What is required
From the line with "Type out the text in this image." down to the final line of the material below, quote every line exactly and leave out all lines before it.

(Collection entries)
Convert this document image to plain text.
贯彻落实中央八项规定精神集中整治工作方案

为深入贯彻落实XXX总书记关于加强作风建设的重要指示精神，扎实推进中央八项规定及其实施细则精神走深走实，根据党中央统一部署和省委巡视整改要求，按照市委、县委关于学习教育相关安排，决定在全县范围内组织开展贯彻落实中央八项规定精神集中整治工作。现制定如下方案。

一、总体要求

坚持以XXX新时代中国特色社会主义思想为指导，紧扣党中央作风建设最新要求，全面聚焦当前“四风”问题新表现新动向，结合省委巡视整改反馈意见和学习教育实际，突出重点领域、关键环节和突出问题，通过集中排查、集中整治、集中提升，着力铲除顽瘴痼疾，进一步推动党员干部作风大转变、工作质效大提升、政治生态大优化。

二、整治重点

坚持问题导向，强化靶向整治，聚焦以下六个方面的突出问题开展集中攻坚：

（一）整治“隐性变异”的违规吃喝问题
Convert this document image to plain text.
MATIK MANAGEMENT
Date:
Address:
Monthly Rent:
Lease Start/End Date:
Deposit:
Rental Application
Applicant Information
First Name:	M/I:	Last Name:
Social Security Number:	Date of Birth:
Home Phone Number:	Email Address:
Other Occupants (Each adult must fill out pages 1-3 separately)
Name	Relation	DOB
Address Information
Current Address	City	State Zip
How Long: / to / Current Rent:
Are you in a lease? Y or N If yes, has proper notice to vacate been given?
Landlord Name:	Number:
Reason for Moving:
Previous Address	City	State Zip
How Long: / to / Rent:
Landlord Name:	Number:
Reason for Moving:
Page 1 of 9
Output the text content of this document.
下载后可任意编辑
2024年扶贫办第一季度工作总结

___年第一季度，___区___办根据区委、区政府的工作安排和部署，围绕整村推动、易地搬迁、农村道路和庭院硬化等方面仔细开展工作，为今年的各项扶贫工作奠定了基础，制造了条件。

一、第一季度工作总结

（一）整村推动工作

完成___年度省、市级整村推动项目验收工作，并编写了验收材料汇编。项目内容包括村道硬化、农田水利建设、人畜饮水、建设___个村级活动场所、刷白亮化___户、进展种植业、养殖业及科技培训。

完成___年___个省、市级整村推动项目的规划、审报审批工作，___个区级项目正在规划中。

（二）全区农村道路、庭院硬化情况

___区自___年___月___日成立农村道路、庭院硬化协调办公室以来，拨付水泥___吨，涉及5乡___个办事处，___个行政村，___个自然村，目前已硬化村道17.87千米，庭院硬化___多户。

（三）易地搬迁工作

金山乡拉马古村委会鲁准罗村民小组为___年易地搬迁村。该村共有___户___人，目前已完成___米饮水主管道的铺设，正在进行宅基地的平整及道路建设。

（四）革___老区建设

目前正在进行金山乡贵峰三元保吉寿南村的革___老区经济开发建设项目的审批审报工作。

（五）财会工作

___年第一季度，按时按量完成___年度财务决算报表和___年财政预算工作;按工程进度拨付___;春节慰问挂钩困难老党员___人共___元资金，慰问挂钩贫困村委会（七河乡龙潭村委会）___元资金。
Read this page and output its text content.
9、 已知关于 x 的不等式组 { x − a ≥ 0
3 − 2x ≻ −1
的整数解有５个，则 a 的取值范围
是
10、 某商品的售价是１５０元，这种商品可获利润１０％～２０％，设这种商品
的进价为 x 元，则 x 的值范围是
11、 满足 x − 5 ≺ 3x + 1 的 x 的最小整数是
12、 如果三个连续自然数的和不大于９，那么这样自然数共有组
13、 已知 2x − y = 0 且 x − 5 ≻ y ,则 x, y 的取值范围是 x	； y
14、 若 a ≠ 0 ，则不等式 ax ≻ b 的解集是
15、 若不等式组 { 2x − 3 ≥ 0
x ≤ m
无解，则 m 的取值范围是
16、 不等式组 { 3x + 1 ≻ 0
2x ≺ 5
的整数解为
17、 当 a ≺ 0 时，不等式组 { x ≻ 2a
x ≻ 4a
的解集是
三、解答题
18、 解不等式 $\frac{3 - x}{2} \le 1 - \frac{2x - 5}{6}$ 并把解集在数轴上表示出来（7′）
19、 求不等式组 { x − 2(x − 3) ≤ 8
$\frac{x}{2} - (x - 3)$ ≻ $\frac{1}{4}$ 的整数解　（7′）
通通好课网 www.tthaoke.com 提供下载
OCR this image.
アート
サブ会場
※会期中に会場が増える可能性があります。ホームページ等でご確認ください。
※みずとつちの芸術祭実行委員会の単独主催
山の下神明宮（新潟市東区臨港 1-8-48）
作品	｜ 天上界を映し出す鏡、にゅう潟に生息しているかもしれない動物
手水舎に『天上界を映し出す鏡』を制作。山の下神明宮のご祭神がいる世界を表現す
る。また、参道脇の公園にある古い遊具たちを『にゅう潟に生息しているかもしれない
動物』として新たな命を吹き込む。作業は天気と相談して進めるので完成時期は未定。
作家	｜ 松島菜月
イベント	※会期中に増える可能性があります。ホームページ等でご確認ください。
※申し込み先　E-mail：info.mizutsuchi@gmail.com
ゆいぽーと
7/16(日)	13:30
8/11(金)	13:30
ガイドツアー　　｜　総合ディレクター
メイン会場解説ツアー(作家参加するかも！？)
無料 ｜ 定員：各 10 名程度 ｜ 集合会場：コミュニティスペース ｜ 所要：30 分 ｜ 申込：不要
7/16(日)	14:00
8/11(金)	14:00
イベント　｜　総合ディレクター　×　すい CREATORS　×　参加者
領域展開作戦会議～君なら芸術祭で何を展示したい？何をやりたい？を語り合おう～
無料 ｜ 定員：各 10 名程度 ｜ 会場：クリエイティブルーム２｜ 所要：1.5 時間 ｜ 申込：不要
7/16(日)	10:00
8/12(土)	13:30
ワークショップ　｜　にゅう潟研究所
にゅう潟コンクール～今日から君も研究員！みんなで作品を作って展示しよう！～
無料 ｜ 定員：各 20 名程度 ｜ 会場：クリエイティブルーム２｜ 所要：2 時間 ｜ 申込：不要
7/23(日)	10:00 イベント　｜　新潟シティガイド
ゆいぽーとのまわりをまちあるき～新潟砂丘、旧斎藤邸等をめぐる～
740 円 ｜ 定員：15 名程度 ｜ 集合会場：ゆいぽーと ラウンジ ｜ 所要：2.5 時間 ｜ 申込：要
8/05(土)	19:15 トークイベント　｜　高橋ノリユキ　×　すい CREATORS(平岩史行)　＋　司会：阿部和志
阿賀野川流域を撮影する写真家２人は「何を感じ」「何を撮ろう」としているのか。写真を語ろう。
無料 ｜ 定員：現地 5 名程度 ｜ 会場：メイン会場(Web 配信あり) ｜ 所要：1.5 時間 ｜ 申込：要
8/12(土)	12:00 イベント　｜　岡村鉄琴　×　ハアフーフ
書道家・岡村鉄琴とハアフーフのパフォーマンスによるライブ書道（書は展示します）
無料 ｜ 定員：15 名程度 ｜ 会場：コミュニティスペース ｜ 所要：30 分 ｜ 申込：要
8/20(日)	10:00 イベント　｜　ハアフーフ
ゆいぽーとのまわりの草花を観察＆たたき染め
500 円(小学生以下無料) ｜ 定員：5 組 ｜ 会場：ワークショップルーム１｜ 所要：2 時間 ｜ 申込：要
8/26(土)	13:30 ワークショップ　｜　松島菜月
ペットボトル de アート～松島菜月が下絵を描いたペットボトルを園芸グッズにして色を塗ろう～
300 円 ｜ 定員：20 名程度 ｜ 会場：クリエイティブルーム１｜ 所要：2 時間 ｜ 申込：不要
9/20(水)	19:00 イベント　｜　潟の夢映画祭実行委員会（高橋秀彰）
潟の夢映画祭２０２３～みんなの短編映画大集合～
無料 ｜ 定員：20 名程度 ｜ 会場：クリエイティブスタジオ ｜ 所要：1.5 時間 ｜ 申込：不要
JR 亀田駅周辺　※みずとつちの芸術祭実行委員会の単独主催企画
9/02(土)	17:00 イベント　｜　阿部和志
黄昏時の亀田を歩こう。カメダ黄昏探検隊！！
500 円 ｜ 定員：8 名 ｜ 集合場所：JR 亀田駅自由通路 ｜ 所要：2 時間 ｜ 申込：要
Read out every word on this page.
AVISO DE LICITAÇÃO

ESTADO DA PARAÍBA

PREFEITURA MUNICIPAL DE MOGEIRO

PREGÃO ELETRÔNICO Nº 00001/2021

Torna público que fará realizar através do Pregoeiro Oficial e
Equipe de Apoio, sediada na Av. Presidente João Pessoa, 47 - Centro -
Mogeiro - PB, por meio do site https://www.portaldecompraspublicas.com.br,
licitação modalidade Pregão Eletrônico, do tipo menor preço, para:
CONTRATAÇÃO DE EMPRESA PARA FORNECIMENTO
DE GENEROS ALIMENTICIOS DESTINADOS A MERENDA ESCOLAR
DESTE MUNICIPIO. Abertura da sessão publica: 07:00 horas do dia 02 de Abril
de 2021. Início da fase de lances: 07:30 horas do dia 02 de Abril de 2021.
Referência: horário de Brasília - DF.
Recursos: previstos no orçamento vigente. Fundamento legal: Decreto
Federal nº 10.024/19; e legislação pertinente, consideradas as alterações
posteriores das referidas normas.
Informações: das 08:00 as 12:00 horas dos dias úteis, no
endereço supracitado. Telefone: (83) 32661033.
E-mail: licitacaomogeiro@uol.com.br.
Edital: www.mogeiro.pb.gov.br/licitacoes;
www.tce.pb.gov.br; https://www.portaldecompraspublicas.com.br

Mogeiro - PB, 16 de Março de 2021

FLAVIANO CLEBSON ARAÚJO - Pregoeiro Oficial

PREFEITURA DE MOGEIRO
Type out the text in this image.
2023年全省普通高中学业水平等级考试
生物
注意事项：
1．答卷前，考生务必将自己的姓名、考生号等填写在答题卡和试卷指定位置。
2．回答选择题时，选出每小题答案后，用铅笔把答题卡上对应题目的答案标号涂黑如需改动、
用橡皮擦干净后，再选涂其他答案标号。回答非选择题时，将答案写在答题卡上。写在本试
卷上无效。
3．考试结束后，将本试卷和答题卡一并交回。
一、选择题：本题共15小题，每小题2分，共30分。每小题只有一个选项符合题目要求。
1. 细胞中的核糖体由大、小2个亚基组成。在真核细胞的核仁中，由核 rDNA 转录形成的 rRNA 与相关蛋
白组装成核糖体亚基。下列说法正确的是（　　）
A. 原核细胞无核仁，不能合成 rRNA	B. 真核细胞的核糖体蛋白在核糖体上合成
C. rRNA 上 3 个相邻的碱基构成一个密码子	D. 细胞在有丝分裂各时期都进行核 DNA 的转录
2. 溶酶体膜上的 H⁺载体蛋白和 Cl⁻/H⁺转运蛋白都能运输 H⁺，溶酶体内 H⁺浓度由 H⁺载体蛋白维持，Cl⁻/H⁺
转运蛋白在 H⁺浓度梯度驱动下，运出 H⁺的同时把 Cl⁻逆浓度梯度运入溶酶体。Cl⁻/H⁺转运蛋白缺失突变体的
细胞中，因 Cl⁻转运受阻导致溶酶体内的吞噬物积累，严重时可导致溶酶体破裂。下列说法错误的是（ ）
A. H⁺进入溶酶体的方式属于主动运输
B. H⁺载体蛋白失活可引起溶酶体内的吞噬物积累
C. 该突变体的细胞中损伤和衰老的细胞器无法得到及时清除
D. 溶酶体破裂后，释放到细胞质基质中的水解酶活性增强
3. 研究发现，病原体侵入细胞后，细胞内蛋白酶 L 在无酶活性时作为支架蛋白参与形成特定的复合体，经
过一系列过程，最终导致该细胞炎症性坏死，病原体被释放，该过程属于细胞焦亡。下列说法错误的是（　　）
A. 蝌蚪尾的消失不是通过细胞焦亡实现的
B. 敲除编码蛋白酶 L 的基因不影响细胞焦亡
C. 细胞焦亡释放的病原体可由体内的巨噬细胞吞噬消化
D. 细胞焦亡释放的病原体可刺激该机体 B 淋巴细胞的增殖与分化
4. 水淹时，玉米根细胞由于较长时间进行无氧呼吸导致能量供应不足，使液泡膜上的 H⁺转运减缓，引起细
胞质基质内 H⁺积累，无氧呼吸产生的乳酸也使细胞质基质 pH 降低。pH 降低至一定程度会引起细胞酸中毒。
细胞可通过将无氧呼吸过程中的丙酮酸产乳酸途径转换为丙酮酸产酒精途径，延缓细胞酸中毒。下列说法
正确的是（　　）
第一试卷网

Solution for this problem
Type out the text in this image.
2023年全省普通高中学业水平等级考试
生物
注意事项：
1．答卷前，考生务必将自己的姓名、考生号等填写在答题卡和试卷指定位置。
2．回答选择题时，选出每小题答案后，用铅笔把答题卡上对应题目的答案标号涂黑如需改动、
用橡皮擦干净后，再选涂其他答案标号。回答非选择题时，将答案写在答题卡上。写在本试
卷上无效。
3．考试结束后，将本试卷和答题卡一并交回。
一、选择题：本题共15小题，每小题2分，共30分。每小题只有一个选项符合题目要求。
1. 细胞中的核糖体由大、小2个亚基组成。在真核细胞的核仁中，由核 rDNA 转录形成的 rRNA 与相关蛋
白组装成核糖体亚基。下列说法正确的是（　　）
A. 原核细胞无核仁，不能合成 rRNA	B. 真核细胞的核糖体蛋白在核糖体上合成
C. rRNA 上 3 个相邻的碱基构成一个密码子	D. 细胞在有丝分裂各时期都进行核 DNA 的转录
2. 溶酶体膜上的 H⁺载体蛋白和 Cl⁻/H⁺转运蛋白都能运输 H⁺，溶酶体内 H⁺浓度由 H⁺载体蛋白维持，Cl⁻/H⁺
转运蛋白在 H⁺浓度梯度驱动下，运出 H⁺的同时把 Cl⁻逆浓度梯度运入溶酶体。Cl⁻/H⁺转运蛋白缺失突变体的
细胞中，因 Cl⁻转运受阻导致溶酶体内的吞噬物积累，严重时可导致溶酶体破裂。下列说法错误的是（ ）
A. H⁺进入溶酶体的方式属于主动运输
B. H⁺载体蛋白失活可引起溶酶体内的吞噬物积累
C. 该突变体的细胞中损伤和衰老的细胞器无法得到及时清除
D. 溶酶体破裂后，释放到细胞质基质中的水解酶活性增强
3. 研究发现，病原体侵入细胞后，细胞内蛋白酶 L 在无酶活性时作为支架蛋白参与形成特定的复合体，经
过一系列过程，最终导致该细胞炎症性坏死，病原体被释放，该过程属于细胞焦亡。下列说法错误的是（　　）
A. 蝌蚪尾的消失不是通过细胞焦亡实现的
B. 敲除编码蛋白酶 L 的基因不影响细胞焦亡
C. 细胞焦亡释放的病原体可由体内的巨噬细胞吞噬消化
D. 细胞焦亡释放的病原体可刺激该机体 B 淋巴细胞的增殖与分化
4. 水淹时，玉米根细胞由于较长时间进行无氧呼吸导致能量供应不足，使液泡膜上的 H⁺转运减缓，引起细
胞质基质内 H⁺积累，无氧呼吸产生的乳酸也使细胞质基质 pH 降低。pH 降低至一定程度会引起细胞酸中毒。
细胞可通过将无氧呼吸过程中的丙酮酸产乳酸途径转换为丙酮酸产酒精途径，延缓细胞酸中毒。下列说法
正确的是（　　）
第一试卷网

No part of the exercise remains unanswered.